Given information:

════

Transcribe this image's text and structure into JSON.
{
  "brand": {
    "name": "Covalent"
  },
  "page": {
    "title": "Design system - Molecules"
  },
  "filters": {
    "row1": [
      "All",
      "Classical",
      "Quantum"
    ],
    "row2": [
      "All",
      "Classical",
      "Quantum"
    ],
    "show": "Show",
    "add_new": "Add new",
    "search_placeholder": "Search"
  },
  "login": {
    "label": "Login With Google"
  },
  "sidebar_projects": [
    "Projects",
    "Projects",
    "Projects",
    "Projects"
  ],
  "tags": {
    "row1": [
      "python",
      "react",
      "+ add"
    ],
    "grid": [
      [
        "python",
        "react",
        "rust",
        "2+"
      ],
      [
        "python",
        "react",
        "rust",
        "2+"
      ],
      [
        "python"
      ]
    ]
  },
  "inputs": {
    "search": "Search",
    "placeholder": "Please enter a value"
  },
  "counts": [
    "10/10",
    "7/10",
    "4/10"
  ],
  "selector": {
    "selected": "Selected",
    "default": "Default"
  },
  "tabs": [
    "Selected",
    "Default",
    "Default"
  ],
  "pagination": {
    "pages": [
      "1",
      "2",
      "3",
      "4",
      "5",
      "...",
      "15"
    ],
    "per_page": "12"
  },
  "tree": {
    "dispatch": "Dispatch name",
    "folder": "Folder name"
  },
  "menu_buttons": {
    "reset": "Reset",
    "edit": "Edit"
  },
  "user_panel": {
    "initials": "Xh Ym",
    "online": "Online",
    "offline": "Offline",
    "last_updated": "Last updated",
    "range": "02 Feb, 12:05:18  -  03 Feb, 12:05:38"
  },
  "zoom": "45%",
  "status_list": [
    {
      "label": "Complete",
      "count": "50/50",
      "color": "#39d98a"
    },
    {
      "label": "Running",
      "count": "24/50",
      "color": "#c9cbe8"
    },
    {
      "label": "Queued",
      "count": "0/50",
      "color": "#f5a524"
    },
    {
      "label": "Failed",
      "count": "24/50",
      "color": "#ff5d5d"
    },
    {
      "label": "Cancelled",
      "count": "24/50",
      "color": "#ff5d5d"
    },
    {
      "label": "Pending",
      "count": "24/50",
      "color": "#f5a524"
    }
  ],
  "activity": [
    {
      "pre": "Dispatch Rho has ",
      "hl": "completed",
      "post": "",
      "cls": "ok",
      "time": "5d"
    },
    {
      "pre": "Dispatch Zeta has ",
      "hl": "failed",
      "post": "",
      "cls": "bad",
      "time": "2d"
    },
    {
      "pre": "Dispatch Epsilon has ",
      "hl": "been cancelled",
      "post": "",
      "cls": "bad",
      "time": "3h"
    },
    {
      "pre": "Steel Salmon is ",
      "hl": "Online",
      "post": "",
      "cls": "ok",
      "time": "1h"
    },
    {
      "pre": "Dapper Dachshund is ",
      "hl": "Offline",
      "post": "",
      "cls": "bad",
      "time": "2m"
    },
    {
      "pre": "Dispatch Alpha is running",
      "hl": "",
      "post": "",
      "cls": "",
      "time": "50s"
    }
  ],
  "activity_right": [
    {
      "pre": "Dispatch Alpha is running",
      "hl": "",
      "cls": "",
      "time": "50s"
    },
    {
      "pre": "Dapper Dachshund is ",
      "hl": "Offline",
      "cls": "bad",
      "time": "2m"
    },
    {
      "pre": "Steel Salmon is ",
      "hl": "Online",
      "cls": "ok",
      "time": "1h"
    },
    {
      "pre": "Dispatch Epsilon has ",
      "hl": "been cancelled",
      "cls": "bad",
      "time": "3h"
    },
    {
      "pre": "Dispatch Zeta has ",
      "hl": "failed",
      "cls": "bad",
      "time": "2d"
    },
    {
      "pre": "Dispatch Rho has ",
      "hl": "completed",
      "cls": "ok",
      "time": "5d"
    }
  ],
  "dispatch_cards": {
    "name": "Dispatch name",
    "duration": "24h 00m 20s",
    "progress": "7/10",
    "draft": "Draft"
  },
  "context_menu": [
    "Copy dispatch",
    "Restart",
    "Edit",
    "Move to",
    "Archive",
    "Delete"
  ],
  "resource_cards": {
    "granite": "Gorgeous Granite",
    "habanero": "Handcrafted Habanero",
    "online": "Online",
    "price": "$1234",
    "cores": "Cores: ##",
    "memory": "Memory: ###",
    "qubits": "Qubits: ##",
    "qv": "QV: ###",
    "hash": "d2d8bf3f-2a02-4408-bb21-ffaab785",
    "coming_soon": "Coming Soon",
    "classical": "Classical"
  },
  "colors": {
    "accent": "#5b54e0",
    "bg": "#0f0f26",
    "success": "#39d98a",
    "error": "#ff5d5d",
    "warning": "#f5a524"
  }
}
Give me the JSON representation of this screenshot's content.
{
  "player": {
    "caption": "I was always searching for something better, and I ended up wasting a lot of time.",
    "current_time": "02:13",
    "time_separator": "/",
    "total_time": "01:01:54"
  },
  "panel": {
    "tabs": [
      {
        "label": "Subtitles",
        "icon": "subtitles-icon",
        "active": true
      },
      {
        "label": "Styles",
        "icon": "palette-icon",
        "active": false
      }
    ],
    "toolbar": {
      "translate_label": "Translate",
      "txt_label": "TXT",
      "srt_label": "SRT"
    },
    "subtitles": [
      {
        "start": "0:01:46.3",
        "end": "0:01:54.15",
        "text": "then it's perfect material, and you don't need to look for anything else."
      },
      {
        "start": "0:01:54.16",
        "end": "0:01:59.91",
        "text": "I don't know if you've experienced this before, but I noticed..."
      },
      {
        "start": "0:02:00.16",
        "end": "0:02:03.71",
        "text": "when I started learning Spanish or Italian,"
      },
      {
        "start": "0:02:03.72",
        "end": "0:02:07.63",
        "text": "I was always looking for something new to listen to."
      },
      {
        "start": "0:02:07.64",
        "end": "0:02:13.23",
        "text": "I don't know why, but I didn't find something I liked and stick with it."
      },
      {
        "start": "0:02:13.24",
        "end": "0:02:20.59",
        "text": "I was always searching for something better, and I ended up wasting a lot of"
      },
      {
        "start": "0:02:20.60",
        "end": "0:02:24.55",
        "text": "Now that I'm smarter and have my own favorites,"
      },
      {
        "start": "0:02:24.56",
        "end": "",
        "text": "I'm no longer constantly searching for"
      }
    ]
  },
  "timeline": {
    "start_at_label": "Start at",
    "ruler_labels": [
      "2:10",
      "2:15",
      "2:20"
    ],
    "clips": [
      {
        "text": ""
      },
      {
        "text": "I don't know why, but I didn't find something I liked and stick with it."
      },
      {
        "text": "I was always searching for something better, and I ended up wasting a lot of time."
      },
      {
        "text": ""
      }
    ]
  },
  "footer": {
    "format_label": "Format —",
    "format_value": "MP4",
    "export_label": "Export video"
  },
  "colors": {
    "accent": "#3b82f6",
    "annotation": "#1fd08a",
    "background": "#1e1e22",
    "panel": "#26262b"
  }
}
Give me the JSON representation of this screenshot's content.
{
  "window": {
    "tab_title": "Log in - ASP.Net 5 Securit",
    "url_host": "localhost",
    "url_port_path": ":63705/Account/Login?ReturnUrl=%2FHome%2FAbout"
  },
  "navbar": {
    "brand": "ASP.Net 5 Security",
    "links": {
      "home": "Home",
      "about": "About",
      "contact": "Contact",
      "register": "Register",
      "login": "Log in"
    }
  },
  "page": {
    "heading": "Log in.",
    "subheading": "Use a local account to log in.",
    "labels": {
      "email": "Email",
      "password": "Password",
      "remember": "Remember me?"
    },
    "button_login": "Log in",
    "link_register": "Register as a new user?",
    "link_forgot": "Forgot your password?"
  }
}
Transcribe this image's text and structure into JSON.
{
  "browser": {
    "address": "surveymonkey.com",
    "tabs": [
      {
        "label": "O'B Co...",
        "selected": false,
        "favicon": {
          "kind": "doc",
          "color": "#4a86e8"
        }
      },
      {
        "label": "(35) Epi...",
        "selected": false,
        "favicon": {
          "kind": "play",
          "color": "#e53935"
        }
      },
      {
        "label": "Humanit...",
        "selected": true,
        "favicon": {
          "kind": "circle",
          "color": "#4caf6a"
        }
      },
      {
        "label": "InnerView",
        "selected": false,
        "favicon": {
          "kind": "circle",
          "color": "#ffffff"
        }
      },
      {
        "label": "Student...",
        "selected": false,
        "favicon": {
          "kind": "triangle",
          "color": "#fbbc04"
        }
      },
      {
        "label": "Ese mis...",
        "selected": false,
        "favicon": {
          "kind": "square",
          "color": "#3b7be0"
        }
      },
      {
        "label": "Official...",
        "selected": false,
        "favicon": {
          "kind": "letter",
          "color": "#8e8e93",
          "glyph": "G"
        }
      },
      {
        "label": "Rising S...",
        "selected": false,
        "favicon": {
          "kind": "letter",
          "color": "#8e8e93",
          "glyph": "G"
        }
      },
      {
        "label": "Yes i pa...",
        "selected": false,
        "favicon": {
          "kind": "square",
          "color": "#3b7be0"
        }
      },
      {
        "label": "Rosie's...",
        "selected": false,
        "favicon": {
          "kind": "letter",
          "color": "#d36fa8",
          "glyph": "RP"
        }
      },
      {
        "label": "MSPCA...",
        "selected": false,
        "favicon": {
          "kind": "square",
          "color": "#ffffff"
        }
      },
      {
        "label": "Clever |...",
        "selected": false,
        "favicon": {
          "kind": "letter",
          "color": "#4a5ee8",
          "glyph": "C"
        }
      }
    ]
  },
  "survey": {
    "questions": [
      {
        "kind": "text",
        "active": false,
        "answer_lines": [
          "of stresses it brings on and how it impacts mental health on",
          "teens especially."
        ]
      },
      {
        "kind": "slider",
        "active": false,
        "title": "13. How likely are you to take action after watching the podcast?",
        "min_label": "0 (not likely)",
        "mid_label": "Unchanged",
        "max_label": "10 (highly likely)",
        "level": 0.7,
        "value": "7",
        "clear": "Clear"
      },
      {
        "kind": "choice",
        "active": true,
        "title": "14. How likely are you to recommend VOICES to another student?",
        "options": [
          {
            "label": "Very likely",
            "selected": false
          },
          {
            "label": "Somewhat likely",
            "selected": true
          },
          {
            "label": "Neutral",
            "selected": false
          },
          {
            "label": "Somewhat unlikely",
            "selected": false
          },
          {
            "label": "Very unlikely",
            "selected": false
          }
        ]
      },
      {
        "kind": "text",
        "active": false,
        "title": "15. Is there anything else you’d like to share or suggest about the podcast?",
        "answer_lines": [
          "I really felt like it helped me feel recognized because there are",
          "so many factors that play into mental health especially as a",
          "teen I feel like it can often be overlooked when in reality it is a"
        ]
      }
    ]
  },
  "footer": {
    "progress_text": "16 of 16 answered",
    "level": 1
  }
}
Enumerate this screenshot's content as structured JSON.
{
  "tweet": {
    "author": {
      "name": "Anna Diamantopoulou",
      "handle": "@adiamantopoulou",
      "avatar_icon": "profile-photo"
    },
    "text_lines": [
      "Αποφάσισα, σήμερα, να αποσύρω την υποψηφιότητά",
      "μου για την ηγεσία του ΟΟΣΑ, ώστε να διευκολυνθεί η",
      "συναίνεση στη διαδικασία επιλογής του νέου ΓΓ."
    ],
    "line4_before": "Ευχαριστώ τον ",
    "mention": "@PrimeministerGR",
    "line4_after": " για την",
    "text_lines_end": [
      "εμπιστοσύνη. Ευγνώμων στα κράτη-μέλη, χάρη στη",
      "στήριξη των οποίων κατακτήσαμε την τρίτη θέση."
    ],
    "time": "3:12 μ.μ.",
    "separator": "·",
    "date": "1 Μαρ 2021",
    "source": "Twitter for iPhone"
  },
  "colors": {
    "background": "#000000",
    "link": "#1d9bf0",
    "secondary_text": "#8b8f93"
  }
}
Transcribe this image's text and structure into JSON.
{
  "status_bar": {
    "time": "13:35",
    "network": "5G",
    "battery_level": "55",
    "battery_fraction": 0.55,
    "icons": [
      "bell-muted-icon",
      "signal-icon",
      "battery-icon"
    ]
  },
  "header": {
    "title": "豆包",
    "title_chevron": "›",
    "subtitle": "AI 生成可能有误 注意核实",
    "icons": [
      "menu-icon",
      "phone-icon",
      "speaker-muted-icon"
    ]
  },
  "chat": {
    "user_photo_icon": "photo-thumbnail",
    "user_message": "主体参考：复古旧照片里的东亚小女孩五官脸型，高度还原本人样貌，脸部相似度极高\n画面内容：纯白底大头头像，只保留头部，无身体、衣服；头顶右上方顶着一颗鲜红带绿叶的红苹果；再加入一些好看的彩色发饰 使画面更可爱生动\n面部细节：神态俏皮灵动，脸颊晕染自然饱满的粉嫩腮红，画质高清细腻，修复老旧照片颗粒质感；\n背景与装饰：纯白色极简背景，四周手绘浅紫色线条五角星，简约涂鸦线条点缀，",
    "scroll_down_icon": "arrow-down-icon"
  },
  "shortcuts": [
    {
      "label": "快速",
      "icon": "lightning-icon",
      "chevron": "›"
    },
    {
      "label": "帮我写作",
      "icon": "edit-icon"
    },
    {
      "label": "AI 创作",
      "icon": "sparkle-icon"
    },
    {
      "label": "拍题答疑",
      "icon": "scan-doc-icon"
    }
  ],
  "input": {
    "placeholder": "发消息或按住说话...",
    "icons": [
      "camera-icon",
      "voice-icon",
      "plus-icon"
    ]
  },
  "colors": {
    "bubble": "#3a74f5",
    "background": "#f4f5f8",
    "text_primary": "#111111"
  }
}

════

Problem to work on: All lines above containing the string "Very" are to be collected.

Task response:
            "label": "Very likely",
            "label": "Very unlikely",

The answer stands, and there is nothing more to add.